◆ **Problem**
Read the records and gather each line that includes "Quantized".
··· Supplied information
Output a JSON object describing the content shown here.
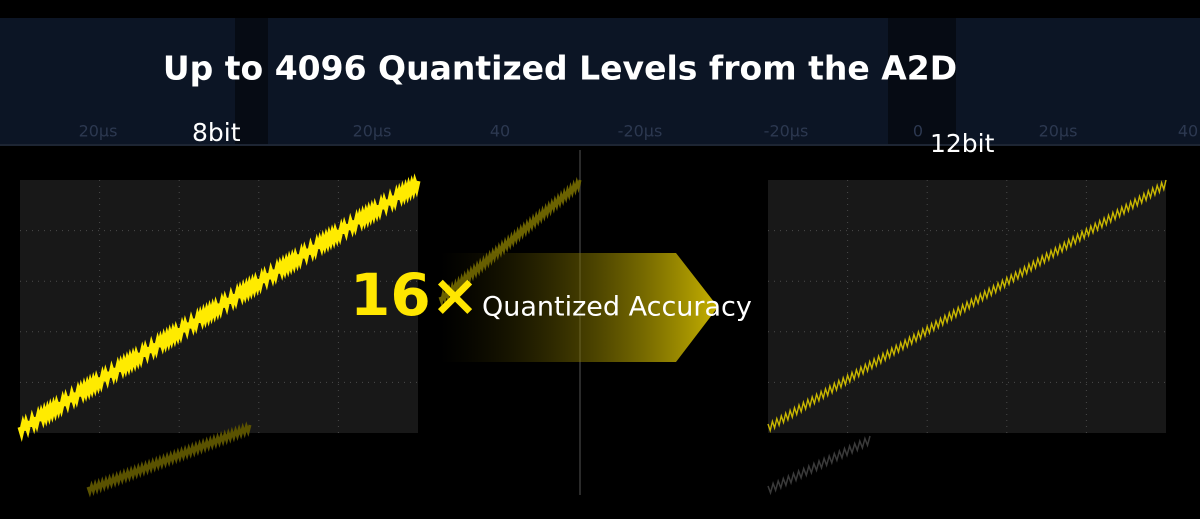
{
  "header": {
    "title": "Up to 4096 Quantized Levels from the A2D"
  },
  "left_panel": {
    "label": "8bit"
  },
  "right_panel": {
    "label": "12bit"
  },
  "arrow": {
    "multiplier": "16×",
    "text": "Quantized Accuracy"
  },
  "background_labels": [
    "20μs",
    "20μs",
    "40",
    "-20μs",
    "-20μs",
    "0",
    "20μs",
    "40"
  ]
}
······
··· Supplied information
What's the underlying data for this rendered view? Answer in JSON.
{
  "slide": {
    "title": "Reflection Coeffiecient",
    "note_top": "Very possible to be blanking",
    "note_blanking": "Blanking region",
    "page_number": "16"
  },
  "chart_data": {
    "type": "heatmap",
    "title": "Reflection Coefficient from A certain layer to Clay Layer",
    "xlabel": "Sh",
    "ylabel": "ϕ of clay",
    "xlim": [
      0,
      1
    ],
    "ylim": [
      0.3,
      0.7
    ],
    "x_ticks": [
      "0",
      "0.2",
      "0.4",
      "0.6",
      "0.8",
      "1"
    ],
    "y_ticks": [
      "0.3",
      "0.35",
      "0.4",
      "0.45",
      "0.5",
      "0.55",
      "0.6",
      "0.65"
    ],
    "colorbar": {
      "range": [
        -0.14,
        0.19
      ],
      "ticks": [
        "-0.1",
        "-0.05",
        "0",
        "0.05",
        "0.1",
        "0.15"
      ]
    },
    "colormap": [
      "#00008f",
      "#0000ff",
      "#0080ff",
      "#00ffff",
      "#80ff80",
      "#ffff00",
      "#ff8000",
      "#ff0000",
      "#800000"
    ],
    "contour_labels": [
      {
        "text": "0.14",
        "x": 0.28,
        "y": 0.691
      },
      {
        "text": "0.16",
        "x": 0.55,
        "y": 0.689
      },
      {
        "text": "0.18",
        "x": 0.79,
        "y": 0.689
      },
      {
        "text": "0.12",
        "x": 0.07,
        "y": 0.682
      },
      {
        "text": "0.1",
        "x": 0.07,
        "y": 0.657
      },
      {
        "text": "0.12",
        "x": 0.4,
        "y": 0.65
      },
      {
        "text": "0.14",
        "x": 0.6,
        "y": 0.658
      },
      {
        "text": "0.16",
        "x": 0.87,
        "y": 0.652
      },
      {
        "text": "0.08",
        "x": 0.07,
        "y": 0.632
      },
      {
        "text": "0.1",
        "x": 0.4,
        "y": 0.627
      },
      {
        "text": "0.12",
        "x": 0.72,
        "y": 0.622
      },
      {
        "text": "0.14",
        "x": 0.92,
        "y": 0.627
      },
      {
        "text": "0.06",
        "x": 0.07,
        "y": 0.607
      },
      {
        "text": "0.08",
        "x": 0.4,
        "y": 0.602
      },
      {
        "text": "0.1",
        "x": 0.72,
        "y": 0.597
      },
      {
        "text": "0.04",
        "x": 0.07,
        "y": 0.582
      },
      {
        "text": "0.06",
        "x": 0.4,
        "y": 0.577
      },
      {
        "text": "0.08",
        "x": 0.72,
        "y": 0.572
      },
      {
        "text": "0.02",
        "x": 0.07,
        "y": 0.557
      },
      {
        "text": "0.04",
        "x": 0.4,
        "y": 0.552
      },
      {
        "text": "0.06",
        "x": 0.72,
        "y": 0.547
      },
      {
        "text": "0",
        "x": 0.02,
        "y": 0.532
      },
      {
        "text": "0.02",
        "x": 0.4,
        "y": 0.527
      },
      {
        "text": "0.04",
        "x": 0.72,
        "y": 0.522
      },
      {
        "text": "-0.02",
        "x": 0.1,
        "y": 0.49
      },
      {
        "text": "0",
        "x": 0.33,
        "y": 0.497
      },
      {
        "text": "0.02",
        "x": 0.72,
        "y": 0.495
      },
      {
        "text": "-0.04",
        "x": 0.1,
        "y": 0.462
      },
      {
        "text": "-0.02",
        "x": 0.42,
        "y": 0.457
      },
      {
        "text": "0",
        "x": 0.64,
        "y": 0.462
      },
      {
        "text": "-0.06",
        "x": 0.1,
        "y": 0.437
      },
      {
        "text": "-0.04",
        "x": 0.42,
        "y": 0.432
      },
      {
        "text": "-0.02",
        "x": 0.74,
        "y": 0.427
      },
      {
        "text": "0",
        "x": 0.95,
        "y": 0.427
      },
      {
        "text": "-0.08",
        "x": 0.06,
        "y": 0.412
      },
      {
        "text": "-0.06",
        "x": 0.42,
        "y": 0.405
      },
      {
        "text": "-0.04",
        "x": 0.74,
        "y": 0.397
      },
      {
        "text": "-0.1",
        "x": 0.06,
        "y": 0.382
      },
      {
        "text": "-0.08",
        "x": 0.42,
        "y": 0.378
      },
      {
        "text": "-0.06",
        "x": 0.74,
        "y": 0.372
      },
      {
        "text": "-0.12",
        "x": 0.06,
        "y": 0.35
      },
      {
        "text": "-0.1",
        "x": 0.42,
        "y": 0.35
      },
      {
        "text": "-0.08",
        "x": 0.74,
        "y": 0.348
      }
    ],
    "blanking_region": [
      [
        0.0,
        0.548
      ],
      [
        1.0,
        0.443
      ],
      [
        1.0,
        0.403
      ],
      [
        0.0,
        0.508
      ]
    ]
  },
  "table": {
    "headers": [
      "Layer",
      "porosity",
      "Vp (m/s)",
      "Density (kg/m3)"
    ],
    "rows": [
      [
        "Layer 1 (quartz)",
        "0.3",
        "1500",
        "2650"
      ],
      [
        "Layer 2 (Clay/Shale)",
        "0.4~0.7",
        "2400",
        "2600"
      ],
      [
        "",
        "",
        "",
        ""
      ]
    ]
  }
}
······
··· Supplied information
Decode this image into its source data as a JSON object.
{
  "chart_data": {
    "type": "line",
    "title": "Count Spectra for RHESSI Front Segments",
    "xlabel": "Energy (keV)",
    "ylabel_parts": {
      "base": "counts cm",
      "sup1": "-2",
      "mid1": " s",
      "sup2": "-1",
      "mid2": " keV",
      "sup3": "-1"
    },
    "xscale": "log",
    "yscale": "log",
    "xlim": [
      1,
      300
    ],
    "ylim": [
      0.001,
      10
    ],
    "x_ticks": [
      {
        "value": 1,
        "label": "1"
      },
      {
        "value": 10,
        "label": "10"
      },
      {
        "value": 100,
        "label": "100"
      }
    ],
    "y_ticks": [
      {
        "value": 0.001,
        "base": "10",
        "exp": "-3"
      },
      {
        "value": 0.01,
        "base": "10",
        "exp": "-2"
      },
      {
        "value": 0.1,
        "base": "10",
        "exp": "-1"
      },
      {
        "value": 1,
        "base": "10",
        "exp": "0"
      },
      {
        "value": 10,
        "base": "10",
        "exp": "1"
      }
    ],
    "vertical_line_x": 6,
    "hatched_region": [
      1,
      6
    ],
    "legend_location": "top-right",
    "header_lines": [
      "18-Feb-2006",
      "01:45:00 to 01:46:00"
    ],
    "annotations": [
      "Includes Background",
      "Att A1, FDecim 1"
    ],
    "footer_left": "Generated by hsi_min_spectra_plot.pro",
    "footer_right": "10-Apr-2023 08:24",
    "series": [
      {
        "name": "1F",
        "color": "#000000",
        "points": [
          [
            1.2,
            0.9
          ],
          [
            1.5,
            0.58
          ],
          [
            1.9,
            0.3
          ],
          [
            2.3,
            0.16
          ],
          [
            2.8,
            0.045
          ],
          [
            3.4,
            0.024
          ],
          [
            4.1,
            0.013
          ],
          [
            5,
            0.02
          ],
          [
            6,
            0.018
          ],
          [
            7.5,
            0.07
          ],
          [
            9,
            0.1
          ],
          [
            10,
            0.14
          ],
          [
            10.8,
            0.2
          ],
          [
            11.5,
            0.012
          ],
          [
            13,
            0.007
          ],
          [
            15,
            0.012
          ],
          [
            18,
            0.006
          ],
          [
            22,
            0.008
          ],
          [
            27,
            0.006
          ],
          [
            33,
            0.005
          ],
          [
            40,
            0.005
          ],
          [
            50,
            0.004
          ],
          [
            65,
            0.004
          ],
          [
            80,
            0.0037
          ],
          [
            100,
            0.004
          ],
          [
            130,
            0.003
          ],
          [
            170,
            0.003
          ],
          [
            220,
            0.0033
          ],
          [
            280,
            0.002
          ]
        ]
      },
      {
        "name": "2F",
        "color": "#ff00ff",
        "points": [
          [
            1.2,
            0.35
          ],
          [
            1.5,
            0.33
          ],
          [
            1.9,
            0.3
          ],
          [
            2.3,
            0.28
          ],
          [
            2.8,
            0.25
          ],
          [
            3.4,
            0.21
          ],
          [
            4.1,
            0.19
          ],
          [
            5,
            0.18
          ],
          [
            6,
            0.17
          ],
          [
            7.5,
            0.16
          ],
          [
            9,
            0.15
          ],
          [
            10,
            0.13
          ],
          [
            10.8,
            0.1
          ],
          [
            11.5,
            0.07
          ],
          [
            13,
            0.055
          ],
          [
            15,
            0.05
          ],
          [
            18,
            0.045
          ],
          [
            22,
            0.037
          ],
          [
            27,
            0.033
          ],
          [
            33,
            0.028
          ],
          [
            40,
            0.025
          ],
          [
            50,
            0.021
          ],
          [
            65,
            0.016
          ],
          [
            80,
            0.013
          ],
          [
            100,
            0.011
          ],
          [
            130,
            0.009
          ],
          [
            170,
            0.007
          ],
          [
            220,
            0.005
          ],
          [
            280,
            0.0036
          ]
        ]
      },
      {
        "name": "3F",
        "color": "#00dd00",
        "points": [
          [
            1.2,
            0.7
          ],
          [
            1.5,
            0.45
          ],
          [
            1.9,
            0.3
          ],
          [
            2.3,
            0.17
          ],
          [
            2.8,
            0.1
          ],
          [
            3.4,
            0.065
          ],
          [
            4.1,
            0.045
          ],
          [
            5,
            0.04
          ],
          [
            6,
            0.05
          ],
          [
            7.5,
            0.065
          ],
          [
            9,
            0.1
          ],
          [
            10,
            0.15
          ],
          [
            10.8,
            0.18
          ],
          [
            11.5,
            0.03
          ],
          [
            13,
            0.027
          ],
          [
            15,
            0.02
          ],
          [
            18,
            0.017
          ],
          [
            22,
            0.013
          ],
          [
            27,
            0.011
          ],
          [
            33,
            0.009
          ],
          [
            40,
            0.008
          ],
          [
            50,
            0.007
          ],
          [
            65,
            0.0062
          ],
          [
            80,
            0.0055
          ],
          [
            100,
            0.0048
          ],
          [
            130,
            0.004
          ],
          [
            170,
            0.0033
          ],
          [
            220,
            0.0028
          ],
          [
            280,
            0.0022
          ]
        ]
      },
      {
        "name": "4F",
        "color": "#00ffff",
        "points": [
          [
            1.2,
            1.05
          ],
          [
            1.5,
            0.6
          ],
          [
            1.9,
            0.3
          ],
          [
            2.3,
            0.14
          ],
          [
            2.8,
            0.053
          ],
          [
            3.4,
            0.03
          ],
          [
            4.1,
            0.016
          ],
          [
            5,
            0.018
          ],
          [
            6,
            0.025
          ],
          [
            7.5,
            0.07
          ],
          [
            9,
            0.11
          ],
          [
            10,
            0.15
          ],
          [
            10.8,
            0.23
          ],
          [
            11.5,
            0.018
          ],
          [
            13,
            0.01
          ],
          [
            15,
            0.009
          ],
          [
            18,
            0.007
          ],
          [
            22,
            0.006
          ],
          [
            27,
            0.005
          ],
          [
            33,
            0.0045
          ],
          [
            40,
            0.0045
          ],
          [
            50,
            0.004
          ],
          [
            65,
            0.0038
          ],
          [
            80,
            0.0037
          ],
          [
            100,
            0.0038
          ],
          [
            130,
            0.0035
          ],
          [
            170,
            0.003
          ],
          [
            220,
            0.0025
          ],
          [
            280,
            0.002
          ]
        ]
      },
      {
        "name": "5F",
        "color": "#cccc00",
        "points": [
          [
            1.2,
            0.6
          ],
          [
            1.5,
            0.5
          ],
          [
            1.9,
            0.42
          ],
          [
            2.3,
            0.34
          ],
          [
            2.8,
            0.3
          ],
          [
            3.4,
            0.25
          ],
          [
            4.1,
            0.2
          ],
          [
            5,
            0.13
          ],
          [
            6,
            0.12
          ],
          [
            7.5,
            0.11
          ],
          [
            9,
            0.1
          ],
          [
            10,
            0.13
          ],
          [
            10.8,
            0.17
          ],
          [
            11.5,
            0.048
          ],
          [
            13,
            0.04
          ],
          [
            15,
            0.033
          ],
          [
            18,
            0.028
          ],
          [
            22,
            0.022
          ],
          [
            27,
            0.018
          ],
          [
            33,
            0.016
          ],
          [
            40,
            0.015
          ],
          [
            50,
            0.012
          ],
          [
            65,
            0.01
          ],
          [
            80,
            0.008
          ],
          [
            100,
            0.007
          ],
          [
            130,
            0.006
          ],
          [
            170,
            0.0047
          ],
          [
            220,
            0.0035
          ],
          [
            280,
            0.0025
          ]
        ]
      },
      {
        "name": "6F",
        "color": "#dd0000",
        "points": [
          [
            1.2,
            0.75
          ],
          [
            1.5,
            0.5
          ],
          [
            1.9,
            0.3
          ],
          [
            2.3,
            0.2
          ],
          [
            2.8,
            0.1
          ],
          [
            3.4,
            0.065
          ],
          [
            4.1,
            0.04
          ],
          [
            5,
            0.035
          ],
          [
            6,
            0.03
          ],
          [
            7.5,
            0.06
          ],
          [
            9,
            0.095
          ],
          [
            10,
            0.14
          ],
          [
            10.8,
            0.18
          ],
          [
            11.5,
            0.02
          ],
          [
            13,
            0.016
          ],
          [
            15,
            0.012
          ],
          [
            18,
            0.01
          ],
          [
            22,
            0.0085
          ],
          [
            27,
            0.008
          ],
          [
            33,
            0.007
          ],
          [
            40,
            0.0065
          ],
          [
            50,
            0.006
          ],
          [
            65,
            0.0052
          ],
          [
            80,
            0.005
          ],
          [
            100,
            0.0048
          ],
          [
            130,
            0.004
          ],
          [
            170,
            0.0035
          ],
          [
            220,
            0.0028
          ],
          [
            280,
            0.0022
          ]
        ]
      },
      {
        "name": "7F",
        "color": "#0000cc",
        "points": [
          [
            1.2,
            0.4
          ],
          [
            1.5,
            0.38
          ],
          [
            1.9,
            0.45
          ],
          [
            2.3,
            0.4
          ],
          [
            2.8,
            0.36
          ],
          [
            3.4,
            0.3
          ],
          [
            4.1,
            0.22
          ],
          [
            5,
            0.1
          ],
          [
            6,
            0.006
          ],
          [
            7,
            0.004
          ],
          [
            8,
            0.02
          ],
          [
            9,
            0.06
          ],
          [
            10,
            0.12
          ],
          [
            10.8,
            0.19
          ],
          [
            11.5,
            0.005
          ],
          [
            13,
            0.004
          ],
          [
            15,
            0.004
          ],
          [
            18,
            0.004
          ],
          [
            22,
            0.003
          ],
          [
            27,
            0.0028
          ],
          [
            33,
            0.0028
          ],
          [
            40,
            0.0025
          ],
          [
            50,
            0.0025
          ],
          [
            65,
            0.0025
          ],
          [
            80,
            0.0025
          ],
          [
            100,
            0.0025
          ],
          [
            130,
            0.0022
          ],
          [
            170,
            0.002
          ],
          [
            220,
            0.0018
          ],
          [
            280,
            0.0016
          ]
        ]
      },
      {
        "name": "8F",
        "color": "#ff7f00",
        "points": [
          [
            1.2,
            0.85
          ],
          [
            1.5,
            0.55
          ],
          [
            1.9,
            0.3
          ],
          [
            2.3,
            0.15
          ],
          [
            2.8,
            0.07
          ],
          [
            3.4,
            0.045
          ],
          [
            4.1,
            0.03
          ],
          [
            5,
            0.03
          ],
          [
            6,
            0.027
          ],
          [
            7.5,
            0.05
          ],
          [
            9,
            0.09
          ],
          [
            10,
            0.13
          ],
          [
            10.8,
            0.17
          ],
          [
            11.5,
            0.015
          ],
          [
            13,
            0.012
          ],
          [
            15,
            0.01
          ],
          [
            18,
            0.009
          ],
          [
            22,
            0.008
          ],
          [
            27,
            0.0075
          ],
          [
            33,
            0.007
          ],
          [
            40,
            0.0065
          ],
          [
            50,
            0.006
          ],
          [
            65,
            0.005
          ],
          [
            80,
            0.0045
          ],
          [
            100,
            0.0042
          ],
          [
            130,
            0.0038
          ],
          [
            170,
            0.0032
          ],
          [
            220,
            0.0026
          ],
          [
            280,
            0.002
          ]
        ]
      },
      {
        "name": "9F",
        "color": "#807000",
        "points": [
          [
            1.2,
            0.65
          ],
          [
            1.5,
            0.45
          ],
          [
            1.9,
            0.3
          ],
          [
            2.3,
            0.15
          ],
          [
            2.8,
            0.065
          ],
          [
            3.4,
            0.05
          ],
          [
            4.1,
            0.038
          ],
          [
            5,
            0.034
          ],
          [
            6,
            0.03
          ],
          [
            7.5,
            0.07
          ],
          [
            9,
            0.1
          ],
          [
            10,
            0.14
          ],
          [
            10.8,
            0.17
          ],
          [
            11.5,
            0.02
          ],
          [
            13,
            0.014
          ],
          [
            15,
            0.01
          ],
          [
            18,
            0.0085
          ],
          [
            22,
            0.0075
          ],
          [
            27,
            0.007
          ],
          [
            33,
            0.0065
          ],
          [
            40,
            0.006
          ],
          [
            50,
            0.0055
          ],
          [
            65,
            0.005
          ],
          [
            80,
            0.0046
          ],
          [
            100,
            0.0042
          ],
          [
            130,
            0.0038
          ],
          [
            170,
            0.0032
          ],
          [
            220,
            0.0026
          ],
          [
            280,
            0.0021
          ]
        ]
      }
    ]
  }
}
······
◆ **Answer to this problem**
    "title": "Up to 4096 Quantized Levels from the A2D"
    "text": "Quantized Accuracy"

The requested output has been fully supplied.